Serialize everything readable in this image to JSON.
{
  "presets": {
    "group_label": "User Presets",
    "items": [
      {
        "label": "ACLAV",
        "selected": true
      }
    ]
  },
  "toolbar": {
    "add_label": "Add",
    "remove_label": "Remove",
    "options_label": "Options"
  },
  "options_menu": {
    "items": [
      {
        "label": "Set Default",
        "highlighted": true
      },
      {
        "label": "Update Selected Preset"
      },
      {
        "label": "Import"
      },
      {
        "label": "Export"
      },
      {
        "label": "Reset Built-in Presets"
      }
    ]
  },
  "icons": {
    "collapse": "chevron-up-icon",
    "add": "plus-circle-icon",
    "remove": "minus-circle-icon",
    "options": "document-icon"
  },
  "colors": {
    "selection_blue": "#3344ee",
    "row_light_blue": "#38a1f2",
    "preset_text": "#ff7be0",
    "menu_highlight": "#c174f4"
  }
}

STATED EXERCISE:
Repeat the material word for word, in full.

EXERCISE ANSWER:
Serialize everything readable in this image to JSON.
{
  "presets": {
    "group_label": "User Presets",
    "items": [
      {
        "label": "ACLAV",
        "selected": true
      }
    ]
  },
  "toolbar": {
    "add_label": "Add",
    "remove_label": "Remove",
    "options_label": "Options"
  },
  "options_menu": {
    "items": [
      {
        "label": "Set Default",
        "highlighted": true
      },
      {
        "label": "Update Selected Preset"
      },
      {
        "label": "Import"
      },
      {
        "label": "Export"
      },
      {
        "label": "Reset Built-in Presets"
      }
    ]
  },
  "icons": {
    "collapse": "chevron-up-icon",
    "add": "plus-circle-icon",
    "remove": "minus-circle-icon",
    "options": "document-icon"
  },
  "colors": {
    "selection_blue": "#3344ee",
    "row_light_blue": "#38a1f2",
    "preset_text": "#ff7be0",
    "menu_highlight": "#c174f4"
  }
}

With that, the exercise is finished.